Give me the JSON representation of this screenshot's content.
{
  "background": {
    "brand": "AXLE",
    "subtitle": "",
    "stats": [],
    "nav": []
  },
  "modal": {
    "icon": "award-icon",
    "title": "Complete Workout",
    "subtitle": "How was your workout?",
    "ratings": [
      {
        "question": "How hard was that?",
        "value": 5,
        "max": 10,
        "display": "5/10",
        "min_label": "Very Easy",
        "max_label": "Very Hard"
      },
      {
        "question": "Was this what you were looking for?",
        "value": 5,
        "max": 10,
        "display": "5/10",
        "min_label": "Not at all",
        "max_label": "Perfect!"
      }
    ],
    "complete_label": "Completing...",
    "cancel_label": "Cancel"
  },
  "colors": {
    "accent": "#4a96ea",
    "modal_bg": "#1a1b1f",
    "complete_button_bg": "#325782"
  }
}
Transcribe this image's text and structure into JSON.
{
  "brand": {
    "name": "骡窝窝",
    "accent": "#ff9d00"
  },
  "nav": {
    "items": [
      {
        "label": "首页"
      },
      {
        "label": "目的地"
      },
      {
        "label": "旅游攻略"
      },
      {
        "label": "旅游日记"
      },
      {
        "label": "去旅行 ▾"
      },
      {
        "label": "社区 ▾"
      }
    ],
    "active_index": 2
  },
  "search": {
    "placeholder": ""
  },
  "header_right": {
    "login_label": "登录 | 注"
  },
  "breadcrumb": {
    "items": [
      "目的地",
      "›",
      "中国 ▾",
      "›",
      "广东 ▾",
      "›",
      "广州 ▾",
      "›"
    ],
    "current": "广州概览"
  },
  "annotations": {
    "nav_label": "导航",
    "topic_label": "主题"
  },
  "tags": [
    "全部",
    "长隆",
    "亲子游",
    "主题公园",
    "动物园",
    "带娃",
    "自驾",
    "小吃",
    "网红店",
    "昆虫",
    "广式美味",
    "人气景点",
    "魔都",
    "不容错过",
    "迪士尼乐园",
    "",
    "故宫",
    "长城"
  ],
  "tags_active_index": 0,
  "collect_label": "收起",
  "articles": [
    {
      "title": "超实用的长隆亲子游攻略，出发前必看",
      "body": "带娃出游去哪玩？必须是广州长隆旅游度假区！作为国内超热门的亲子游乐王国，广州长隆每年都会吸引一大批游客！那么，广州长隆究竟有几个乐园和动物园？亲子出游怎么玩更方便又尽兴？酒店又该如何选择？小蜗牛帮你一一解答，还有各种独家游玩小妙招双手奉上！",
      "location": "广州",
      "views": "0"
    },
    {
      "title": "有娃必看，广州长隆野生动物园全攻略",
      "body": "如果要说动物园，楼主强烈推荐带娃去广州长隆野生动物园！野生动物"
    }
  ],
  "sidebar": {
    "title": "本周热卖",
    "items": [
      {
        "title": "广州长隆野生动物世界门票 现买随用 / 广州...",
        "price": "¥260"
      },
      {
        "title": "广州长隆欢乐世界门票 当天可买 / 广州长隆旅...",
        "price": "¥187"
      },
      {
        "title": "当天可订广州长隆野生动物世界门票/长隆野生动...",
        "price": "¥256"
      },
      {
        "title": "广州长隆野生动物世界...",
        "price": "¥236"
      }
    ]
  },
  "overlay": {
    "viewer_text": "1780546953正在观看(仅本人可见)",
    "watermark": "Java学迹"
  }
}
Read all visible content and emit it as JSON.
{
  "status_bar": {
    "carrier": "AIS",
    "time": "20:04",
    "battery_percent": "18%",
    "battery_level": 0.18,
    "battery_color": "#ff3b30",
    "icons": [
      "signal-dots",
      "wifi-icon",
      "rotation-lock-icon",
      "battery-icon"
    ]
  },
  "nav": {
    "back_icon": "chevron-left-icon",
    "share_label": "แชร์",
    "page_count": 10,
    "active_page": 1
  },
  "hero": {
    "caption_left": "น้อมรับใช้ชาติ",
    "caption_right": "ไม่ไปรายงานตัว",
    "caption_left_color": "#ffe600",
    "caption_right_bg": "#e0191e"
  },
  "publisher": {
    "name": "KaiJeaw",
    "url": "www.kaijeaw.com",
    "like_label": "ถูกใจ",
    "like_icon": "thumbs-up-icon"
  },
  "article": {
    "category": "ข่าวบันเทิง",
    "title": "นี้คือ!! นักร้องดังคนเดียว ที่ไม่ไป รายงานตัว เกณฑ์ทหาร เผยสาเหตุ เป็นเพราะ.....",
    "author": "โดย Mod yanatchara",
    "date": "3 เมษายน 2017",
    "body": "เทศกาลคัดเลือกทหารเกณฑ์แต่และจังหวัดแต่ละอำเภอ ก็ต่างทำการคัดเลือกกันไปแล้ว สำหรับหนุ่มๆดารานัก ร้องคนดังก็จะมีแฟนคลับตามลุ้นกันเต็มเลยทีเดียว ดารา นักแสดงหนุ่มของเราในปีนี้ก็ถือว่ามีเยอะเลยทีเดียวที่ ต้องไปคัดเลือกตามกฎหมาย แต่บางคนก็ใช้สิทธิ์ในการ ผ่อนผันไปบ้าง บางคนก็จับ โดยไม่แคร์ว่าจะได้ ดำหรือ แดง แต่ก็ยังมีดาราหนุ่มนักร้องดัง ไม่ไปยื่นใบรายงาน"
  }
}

# Problem statement
Beginning at the line that holds "Read all visible content and emit it as JSON.", reproduce each line of the records above down to and including the last one.

# Correct result
Read all visible content and emit it as JSON.
{
  "status_bar": {
    "carrier": "AIS",
    "time": "20:04",
    "battery_percent": "18%",
    "battery_level": 0.18,
    "battery_color": "#ff3b30",
    "icons": [
      "signal-dots",
      "wifi-icon",
      "rotation-lock-icon",
      "battery-icon"
    ]
  },
  "nav": {
    "back_icon": "chevron-left-icon",
    "share_label": "แชร์",
    "page_count": 10,
    "active_page": 1
  },
  "hero": {
    "caption_left": "น้อมรับใช้ชาติ",
    "caption_right": "ไม่ไปรายงานตัว",
    "caption_left_color": "#ffe600",
    "caption_right_bg": "#e0191e"
  },
  "publisher": {
    "name": "KaiJeaw",
    "url": "www.kaijeaw.com",
    "like_label": "ถูกใจ",
    "like_icon": "thumbs-up-icon"
  },
  "article": {
    "category": "ข่าวบันเทิง",
    "title": "นี้คือ!! นักร้องดังคนเดียว ที่ไม่ไป รายงานตัว เกณฑ์ทหาร เผยสาเหตุ เป็นเพราะ.....",
    "author": "โดย Mod yanatchara",
    "date": "3 เมษายน 2017",
    "body": "เทศกาลคัดเลือกทหารเกณฑ์แต่และจังหวัดแต่ละอำเภอ ก็ต่างทำการคัดเลือกกันไปแล้ว สำหรับหนุ่มๆดารานัก ร้องคนดังก็จะมีแฟนคลับตามลุ้นกันเต็มเลยทีเดียว ดารา นักแสดงหนุ่มของเราในปีนี้ก็ถือว่ามีเยอะเลยทีเดียวที่ ต้องไปคัดเลือกตามกฎหมาย แต่บางคนก็ใช้สิทธิ์ในการ ผ่อนผันไปบ้าง บางคนก็จับ โดยไม่แคร์ว่าจะได้ ดำหรือ แดง แต่ก็ยังมีดาราหนุ่มนักร้องดัง ไม่ไปยื่นใบรายงาน"
  }
}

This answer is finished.